### Material provided ###

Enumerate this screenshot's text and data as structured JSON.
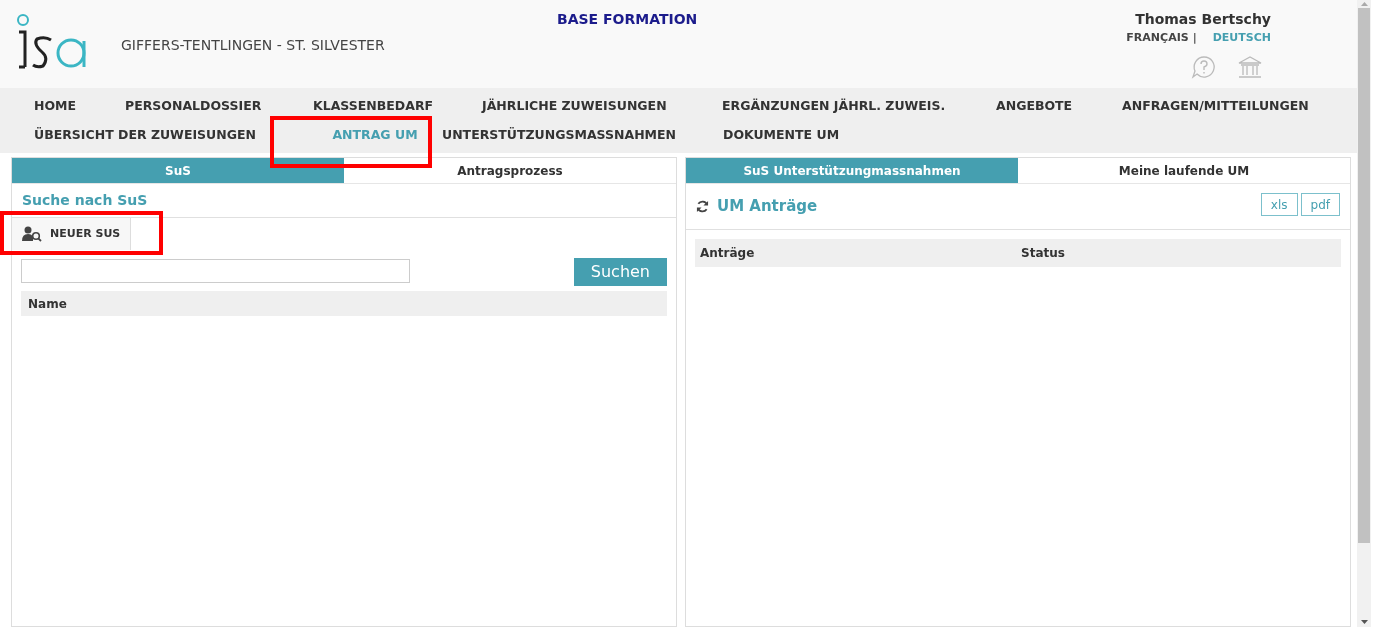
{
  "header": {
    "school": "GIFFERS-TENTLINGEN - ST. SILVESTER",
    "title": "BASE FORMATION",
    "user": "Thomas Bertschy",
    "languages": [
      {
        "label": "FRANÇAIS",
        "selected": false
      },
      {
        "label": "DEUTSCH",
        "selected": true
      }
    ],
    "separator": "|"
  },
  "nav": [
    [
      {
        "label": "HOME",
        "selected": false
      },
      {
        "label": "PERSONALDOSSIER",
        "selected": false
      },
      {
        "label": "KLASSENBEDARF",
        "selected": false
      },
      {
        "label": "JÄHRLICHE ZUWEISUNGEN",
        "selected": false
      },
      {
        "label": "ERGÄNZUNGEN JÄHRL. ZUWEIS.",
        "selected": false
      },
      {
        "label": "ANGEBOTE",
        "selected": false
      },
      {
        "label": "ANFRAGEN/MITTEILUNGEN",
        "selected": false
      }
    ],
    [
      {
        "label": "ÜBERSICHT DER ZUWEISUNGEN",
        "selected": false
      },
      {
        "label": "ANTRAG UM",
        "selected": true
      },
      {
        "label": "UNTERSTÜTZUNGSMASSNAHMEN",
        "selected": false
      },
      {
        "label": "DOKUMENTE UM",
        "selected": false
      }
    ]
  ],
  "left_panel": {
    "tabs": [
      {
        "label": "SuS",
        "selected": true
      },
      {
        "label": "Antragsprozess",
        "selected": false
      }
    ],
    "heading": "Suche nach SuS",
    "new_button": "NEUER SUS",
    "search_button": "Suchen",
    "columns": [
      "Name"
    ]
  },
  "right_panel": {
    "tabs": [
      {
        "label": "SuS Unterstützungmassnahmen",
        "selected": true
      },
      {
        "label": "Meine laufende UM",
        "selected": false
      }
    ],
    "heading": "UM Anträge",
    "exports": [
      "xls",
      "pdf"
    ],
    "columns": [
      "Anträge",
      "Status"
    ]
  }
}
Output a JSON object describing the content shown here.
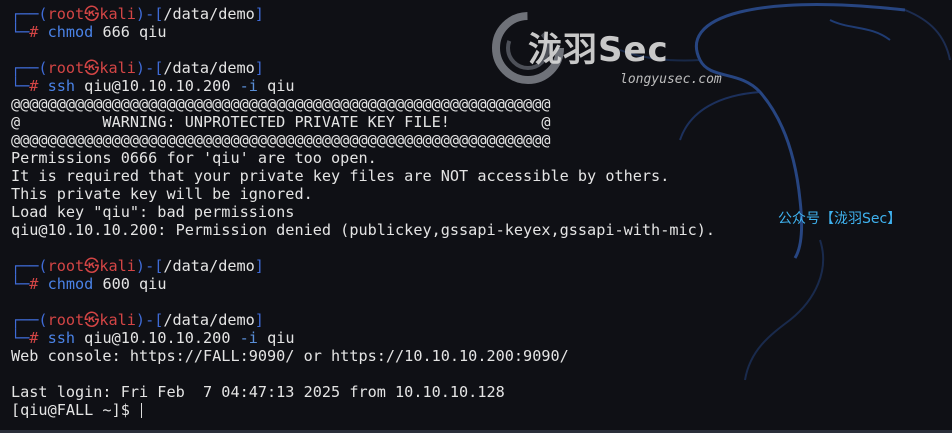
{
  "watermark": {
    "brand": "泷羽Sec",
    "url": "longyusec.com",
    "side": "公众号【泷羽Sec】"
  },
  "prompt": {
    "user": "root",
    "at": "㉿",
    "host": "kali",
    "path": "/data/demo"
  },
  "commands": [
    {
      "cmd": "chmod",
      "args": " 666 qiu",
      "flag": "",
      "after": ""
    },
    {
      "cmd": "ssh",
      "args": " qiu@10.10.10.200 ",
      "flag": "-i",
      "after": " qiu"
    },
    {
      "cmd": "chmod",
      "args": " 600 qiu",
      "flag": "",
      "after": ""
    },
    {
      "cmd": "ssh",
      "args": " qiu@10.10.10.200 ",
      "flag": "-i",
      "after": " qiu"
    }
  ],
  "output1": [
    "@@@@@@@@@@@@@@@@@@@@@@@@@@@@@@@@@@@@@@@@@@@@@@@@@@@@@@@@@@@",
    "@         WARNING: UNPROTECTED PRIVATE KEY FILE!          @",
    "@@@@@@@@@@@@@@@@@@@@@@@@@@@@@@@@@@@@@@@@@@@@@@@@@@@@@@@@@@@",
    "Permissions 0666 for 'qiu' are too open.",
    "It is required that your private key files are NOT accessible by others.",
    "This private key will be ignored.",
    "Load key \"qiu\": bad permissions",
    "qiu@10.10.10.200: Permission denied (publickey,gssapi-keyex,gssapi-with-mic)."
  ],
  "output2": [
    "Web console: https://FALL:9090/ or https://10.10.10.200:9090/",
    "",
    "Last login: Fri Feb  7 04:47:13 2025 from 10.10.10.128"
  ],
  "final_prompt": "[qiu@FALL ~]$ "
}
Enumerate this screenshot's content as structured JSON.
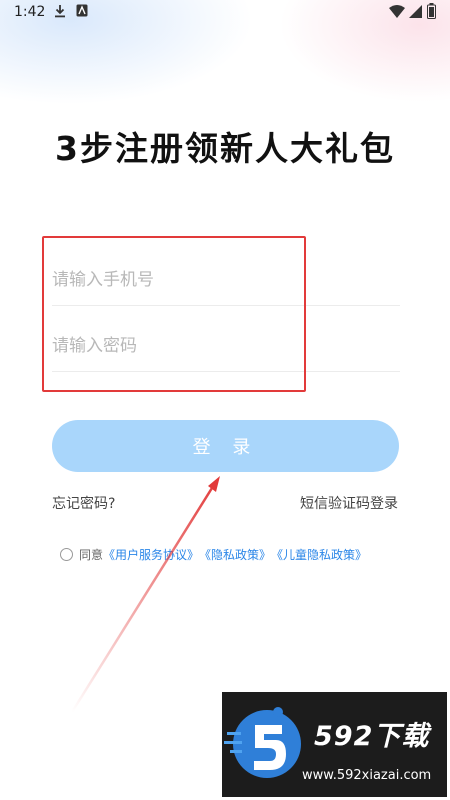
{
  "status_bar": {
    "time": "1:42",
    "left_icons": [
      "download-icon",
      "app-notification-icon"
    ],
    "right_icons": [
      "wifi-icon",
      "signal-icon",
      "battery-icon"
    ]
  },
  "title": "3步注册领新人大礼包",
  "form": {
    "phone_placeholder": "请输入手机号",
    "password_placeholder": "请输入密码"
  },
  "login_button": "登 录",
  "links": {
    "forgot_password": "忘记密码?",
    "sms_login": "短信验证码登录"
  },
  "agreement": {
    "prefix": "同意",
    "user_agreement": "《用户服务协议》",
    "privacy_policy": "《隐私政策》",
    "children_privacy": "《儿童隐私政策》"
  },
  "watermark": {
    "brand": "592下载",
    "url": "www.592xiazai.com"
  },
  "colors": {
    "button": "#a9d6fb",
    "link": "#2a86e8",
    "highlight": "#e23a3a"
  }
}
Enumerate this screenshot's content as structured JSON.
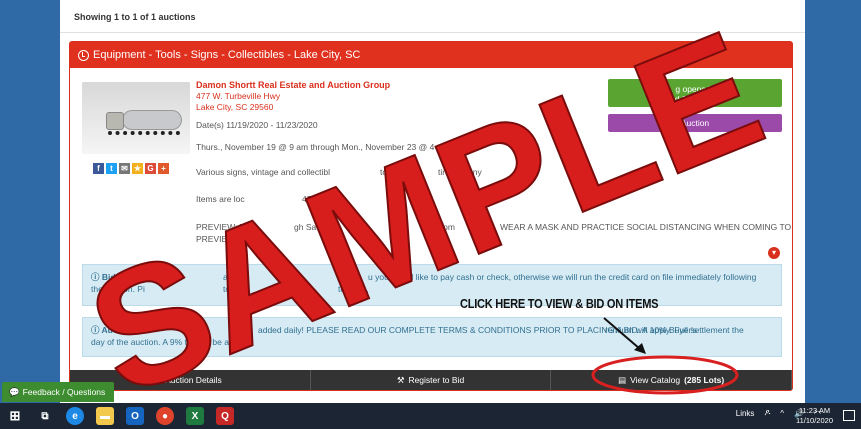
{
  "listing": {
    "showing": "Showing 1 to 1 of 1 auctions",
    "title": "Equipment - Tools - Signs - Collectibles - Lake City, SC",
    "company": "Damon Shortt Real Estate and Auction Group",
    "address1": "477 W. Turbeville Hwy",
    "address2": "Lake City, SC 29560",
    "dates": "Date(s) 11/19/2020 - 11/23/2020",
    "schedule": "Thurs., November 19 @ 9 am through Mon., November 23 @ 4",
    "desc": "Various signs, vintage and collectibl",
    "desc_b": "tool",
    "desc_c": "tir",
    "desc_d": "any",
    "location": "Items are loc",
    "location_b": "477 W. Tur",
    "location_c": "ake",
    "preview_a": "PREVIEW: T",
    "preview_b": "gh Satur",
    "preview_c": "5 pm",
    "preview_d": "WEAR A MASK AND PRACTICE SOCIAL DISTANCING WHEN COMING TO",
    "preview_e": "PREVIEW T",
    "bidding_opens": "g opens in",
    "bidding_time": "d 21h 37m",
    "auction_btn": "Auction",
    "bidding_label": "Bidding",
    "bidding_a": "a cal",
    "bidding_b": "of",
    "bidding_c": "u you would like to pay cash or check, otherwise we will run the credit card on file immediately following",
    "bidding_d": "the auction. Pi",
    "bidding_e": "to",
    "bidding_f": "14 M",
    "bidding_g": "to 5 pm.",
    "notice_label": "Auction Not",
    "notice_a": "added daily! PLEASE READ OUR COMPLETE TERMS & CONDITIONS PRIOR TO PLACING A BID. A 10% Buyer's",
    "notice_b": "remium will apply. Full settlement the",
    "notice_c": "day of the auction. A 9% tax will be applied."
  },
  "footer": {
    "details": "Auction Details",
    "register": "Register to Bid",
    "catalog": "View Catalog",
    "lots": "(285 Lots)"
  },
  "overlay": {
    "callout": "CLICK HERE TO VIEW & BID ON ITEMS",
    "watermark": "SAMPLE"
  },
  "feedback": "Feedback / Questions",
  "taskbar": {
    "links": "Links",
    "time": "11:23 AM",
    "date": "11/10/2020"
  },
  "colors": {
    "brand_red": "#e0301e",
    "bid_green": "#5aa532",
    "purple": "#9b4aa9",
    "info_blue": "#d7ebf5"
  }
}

###

→ **Work required**: Print each line of the material above exactly, with the pictures removed from your copy.

→ **Exercise answer**:
Enumerate this screenshot's text and data as structured JSON.
{
  "header": {
    "school": "GIFFERS-TENTLINGEN - ST. SILVESTER",
    "title": "BASE FORMATION",
    "user": "Thomas Bertschy",
    "languages": [
      {
        "label": "FRANÇAIS",
        "selected": false
      },
      {
        "label": "DEUTSCH",
        "selected": true
      }
    ],
    "separator": "|"
  },
  "nav": [
    [
      {
        "label": "HOME",
        "selected": false
      },
      {
        "label": "PERSONALDOSSIER",
        "selected": false
      },
      {
        "label": "KLASSENBEDARF",
        "selected": false
      },
      {
        "label": "JÄHRLICHE ZUWEISUNGEN",
        "selected": false
      },
      {
        "label": "ERGÄNZUNGEN JÄHRL. ZUWEIS.",
        "selected": false
      },
      {
        "label": "ANGEBOTE",
        "selected": false
      },
      {
        "label": "ANFRAGEN/MITTEILUNGEN",
        "selected": false
      }
    ],
    [
      {
        "label": "ÜBERSICHT DER ZUWEISUNGEN",
        "selected": false
      },
      {
        "label": "ANTRAG UM",
        "selected": true
      },
      {
        "label": "UNTERSTÜTZUNGSMASSNAHMEN",
        "selected": false
      },
      {
        "label": "DOKUMENTE UM",
        "selected": false
      }
    ]
  ],
  "left_panel": {
    "tabs": [
      {
        "label": "SuS",
        "selected": true
      },
      {
        "label": "Antragsprozess",
        "selected": false
      }
    ],
    "heading": "Suche nach SuS",
    "new_button": "NEUER SUS",
    "search_button": "Suchen",
    "columns": [
      "Name"
    ]
  },
  "right_panel": {
    "tabs": [
      {
        "label": "SuS Unterstützungmassnahmen",
        "selected": true
      },
      {
        "label": "Meine laufende UM",
        "selected": false
      }
    ],
    "heading": "UM Anträge",
    "exports": [
      "xls",
      "pdf"
    ],
    "columns": [
      "Anträge",
      "Status"
    ]
  }
}
Output a JSON object describing the content shown here.
{
  "watermark": {
    "brand": "泷羽Sec",
    "url": "longyusec.com",
    "side": "公众号【泷羽Sec】"
  },
  "prompt": {
    "user": "root",
    "at": "㉿",
    "host": "kali",
    "path": "/data/demo"
  },
  "commands": [
    {
      "cmd": "chmod",
      "args": " 666 qiu",
      "flag": "",
      "after": ""
    },
    {
      "cmd": "ssh",
      "args": " qiu@10.10.10.200 ",
      "flag": "-i",
      "after": " qiu"
    },
    {
      "cmd": "chmod",
      "args": " 600 qiu",
      "flag": "",
      "after": ""
    },
    {
      "cmd": "ssh",
      "args": " qiu@10.10.10.200 ",
      "flag": "-i",
      "after": " qiu"
    }
  ],
  "output1": [
    "@@@@@@@@@@@@@@@@@@@@@@@@@@@@@@@@@@@@@@@@@@@@@@@@@@@@@@@@@@@",
    "@         WARNING: UNPROTECTED PRIVATE KEY FILE!          @",
    "@@@@@@@@@@@@@@@@@@@@@@@@@@@@@@@@@@@@@@@@@@@@@@@@@@@@@@@@@@@",
    "Permissions 0666 for 'qiu' are too open.",
    "It is required that your private key files are NOT accessible by others.",
    "This private key will be ignored.",
    "Load key \"qiu\": bad permissions",
    "qiu@10.10.10.200: Permission denied (publickey,gssapi-keyex,gssapi-with-mic)."
  ],
  "output2": [
    "Web console: https://FALL:9090/ or https://10.10.10.200:9090/",
    "",
    "Last login: Fri Feb  7 04:47:13 2025 from 10.10.10.128"
  ],
  "final_prompt": "[qiu@FALL ~]$ "
}
Enumerate this screenshot's content as structured JSON.
{
  "status_bar": {
    "time": "1:42",
    "left_icons": [
      "download-icon",
      "app-notification-icon"
    ],
    "right_icons": [
      "wifi-icon",
      "signal-icon",
      "battery-icon"
    ]
  },
  "title": "3步注册领新人大礼包",
  "form": {
    "phone_placeholder": "请输入手机号",
    "password_placeholder": "请输入密码"
  },
  "login_button": "登 录",
  "links": {
    "forgot_password": "忘记密码?",
    "sms_login": "短信验证码登录"
  },
  "agreement": {
    "prefix": "同意",
    "user_agreement": "《用户服务协议》",
    "privacy_policy": "《隐私政策》",
    "children_privacy": "《儿童隐私政策》"
  },
  "watermark": {
    "brand": "592下载",
    "url": "www.592xiazai.com"
  },
  "colors": {
    "button": "#a9d6fb",
    "link": "#2a86e8",
    "highlight": "#e23a3a"
  }
}
Enumerate this screenshot's content as structured JSON.
{
  "listing": {
    "showing": "Showing 1 to 1 of 1 auctions",
    "title": "Equipment - Tools - Signs - Collectibles - Lake City, SC",
    "company": "Damon Shortt Real Estate and Auction Group",
    "address1": "477 W. Turbeville Hwy",
    "address2": "Lake City, SC 29560",
    "dates": "Date(s) 11/19/2020 - 11/23/2020",
    "schedule": "Thurs., November 19 @ 9 am through Mon., November 23 @ 4",
    "desc": "Various signs, vintage and collectibl",
    "desc_b": "tool",
    "desc_c": "tir",
    "desc_d": "any",
    "location": "Items are loc",
    "location_b": "477 W. Tur",
    "location_c": "ake",
    "preview_a": "PREVIEW: T",
    "preview_b": "gh Satur",
    "preview_c": "5 pm",
    "preview_d": "WEAR A MASK AND PRACTICE SOCIAL DISTANCING WHEN COMING TO",
    "preview_e": "PREVIEW T",
    "bidding_opens": "g opens in",
    "bidding_time": "d 21h 37m",
    "auction_btn": "Auction",
    "bidding_label": "Bidding",
    "bidding_a": "a cal",
    "bidding_b": "of",
    "bidding_c": "u you would like to pay cash or check, otherwise we will run the credit card on file immediately following",
    "bidding_d": "the auction. Pi",
    "bidding_e": "to",
    "bidding_f": "14 M",
    "bidding_g": "to 5 pm.",
    "notice_label": "Auction Not",
    "notice_a": "added daily! PLEASE READ OUR COMPLETE TERMS & CONDITIONS PRIOR TO PLACING A BID. A 10% Buyer's",
    "notice_b": "remium will apply. Full settlement the",
    "notice_c": "day of the auction. A 9% tax will be applied."
  },
  "footer": {
    "details": "Auction Details",
    "register": "Register to Bid",
    "catalog": "View Catalog",
    "lots": "(285 Lots)"
  },
  "overlay": {
    "callout": "CLICK HERE TO VIEW & BID ON ITEMS",
    "watermark": "SAMPLE"
  },
  "feedback": "Feedback / Questions",
  "taskbar": {
    "links": "Links",
    "time": "11:23 AM",
    "date": "11/10/2020"
  },
  "colors": {
    "brand_red": "#e0301e",
    "bid_green": "#5aa532",
    "purple": "#9b4aa9",
    "info_blue": "#d7ebf5"
  }
}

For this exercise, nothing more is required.